» Exercise requirements:
Gather the lines from the material that contain "Resistant".

* BEGIN *

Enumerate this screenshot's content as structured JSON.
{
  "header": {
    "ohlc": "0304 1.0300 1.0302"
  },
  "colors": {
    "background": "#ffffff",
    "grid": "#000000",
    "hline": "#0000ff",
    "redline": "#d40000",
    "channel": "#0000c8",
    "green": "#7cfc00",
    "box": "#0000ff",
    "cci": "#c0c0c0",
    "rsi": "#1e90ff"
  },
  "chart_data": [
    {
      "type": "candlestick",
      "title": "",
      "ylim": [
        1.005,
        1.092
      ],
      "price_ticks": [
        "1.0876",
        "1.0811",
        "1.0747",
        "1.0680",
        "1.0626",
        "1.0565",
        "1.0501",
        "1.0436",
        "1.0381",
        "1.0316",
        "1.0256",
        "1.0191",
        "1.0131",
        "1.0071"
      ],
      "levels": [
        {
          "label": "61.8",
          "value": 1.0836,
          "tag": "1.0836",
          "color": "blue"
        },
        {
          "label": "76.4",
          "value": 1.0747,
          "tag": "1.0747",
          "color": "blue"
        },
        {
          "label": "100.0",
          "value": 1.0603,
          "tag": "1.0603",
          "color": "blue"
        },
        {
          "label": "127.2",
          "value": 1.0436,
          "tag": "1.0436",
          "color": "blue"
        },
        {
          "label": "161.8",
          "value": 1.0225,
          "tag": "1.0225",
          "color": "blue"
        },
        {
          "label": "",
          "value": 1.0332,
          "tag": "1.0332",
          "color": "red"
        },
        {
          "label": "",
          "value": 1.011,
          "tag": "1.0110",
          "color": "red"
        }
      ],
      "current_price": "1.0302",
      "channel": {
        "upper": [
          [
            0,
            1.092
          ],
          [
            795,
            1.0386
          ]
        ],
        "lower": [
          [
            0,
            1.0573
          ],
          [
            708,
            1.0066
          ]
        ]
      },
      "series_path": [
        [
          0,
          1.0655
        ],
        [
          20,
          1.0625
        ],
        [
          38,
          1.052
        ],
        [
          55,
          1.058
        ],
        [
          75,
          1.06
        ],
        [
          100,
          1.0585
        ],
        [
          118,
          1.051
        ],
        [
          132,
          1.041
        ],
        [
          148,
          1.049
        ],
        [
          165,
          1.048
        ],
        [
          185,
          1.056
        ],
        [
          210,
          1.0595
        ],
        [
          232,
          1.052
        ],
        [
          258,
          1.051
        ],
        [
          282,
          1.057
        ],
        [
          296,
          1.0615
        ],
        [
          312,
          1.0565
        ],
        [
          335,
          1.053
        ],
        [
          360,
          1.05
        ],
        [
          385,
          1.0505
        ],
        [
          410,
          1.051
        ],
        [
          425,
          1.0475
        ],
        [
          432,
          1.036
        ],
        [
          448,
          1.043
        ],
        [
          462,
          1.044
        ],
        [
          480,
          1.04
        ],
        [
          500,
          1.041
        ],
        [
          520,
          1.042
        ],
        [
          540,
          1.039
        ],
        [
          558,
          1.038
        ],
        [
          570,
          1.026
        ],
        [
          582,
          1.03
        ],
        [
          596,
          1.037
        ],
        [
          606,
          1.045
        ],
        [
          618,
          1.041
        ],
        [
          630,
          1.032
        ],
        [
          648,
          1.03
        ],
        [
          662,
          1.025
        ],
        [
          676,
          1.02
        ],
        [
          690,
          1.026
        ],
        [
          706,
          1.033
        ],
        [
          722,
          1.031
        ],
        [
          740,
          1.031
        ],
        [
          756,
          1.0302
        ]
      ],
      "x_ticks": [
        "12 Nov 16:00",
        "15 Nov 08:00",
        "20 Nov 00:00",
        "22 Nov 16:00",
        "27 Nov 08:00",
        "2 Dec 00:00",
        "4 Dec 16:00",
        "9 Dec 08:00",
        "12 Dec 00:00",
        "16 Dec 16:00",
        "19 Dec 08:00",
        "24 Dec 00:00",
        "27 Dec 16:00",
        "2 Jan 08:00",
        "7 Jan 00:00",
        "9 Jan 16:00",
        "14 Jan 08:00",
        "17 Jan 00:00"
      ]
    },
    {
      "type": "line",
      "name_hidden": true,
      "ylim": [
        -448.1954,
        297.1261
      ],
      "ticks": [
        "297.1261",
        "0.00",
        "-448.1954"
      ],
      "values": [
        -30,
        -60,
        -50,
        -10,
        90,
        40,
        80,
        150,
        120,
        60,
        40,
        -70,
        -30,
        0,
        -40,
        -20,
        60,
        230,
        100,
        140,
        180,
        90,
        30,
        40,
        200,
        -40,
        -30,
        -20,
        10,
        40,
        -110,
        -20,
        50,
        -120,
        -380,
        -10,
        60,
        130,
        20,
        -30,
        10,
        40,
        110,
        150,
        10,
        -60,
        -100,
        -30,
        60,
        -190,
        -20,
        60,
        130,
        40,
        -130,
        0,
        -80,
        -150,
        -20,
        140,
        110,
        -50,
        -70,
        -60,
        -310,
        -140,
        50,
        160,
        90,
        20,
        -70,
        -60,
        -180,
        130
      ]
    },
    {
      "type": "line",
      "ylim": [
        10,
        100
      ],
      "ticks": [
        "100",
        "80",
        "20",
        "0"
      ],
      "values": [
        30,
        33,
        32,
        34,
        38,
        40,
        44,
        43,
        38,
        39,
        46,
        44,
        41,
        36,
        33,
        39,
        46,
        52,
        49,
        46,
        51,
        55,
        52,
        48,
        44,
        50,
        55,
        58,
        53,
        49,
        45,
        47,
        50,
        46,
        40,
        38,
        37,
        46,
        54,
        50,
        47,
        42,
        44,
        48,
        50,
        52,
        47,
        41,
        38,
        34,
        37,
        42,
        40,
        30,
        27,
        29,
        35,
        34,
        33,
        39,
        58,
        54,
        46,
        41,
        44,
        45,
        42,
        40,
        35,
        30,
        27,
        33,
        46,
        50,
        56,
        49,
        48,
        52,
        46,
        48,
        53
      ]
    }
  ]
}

* END *
* BEGIN *

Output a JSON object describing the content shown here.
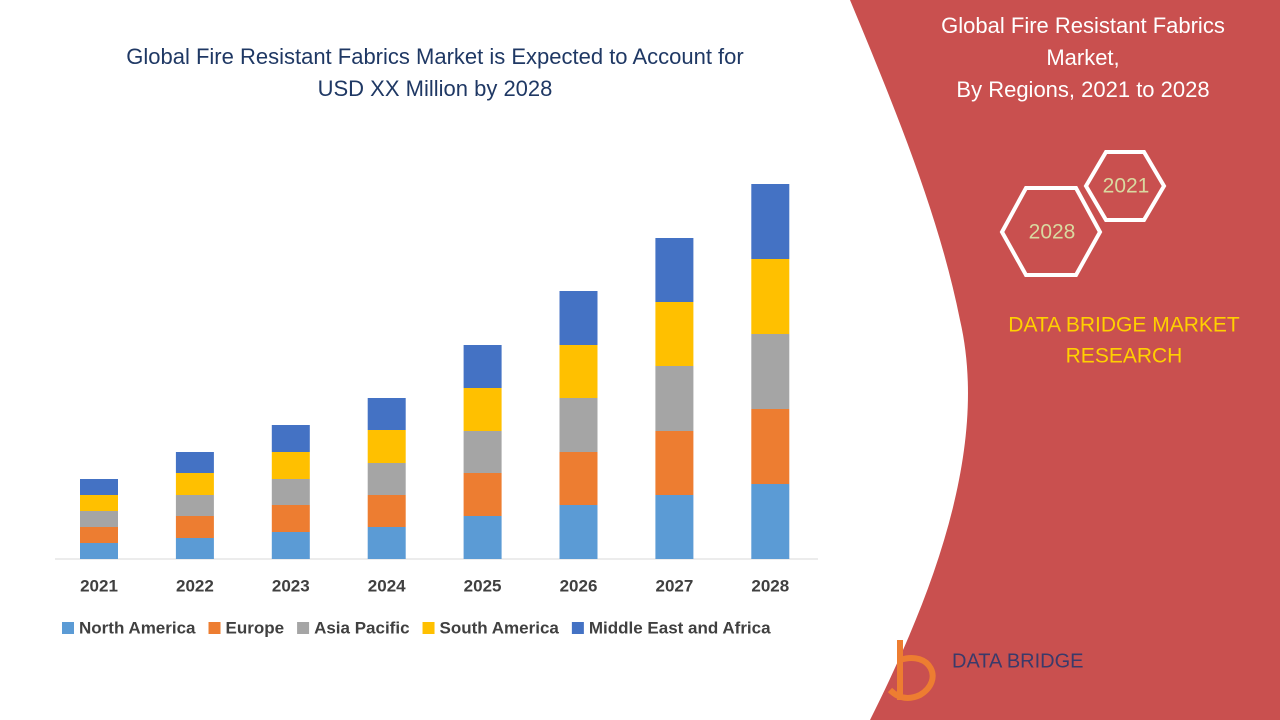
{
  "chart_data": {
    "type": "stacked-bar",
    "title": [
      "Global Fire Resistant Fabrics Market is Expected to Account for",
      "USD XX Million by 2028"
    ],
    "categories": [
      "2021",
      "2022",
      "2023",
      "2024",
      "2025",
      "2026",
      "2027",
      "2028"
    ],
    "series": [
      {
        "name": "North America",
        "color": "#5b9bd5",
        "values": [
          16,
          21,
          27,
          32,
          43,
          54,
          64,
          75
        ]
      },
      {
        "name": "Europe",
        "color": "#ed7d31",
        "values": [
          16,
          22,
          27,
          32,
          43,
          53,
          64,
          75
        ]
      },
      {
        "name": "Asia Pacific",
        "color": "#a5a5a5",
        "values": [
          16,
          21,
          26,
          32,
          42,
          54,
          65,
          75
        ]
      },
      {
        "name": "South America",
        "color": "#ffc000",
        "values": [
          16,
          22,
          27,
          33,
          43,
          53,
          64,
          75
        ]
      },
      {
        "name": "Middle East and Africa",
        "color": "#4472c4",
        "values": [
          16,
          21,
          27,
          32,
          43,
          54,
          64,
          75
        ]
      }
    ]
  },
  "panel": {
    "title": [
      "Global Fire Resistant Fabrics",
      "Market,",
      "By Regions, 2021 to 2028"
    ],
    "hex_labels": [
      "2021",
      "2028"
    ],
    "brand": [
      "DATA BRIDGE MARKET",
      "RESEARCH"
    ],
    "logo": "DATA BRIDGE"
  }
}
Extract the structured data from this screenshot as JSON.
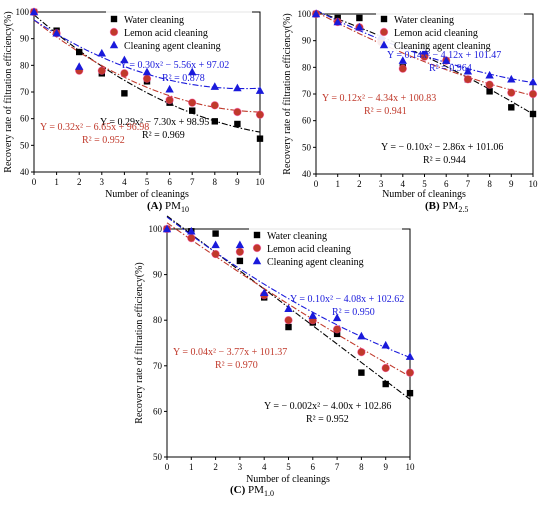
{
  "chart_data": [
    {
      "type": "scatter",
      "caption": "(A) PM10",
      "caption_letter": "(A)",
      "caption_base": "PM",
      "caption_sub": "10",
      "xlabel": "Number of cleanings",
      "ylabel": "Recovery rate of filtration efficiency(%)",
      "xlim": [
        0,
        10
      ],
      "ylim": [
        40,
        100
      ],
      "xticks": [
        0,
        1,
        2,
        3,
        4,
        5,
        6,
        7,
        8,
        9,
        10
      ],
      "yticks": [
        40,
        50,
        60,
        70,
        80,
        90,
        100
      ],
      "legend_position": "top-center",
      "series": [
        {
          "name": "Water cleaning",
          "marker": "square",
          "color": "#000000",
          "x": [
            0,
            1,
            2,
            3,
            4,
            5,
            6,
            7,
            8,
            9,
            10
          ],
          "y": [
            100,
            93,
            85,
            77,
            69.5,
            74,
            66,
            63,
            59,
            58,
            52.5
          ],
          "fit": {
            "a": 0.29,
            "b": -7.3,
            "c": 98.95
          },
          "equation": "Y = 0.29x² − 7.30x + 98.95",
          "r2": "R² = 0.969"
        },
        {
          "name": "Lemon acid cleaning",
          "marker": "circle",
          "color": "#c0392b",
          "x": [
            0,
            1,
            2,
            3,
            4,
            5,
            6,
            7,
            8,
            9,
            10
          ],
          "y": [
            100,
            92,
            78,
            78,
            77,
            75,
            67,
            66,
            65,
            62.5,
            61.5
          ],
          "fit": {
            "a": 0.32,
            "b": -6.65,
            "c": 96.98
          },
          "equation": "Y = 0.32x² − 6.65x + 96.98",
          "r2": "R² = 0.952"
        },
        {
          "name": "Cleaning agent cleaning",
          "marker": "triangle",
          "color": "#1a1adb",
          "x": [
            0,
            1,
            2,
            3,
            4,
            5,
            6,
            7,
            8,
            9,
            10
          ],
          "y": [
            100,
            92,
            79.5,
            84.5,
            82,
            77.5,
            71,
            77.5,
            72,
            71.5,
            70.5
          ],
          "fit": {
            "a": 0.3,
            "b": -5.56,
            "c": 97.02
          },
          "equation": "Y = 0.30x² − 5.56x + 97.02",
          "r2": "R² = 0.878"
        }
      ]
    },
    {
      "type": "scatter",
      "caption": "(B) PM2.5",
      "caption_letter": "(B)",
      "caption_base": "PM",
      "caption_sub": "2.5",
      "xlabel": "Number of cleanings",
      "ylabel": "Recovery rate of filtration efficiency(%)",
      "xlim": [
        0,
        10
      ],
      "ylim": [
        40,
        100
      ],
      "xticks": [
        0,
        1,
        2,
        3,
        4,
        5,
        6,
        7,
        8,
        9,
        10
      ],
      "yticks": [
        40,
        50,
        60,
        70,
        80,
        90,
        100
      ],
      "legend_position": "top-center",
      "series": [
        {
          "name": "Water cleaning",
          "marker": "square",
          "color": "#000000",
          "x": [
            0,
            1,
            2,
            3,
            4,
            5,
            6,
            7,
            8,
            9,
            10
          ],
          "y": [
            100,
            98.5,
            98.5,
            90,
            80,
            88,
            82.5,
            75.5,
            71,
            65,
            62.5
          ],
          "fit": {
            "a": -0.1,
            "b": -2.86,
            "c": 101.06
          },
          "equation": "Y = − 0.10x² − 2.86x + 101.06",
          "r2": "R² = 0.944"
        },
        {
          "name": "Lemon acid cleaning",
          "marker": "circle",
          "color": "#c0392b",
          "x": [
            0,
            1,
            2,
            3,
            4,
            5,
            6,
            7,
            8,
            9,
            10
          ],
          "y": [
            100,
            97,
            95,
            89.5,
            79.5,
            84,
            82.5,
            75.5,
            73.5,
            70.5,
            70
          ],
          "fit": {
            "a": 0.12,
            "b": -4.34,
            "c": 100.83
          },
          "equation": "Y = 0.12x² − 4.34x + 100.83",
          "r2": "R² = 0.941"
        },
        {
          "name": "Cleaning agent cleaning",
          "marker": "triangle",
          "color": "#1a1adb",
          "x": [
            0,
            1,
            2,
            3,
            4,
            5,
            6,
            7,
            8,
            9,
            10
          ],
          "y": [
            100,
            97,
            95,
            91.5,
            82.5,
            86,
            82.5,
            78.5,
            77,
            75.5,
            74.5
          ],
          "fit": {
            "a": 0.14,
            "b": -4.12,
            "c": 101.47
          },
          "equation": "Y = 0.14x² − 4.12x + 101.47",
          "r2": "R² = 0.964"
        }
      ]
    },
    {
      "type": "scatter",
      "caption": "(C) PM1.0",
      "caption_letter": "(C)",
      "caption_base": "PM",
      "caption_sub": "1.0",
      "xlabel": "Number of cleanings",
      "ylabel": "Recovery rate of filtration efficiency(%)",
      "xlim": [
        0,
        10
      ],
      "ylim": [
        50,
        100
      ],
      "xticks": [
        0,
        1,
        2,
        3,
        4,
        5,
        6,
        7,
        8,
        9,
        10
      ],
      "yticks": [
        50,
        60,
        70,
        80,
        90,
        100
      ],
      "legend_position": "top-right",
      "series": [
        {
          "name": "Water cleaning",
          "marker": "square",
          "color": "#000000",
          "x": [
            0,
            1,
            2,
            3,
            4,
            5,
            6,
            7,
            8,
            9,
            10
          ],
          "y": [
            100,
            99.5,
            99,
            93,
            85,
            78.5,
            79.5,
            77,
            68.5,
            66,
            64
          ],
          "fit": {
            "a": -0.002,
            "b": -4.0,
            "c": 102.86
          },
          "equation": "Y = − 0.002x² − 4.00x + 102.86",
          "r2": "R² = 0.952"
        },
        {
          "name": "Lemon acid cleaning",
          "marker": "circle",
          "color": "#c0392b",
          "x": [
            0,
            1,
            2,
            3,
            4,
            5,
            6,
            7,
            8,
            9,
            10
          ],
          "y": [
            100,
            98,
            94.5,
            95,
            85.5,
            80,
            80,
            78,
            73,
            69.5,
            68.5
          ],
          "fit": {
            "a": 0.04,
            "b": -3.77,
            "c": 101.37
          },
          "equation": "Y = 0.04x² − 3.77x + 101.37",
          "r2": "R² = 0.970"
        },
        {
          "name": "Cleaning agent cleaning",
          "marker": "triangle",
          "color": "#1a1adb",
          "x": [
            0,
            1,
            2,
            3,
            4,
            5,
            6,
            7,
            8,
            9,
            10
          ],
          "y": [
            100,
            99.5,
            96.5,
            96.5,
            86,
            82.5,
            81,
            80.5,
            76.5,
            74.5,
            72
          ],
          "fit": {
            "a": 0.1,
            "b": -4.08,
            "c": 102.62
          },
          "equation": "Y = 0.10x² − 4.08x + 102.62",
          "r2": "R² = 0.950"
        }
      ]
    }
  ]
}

* END *

» Complete output:
      "Global Fire Resistant Fabrics Market is Expected to Account for",
      "Global Fire Resistant Fabrics",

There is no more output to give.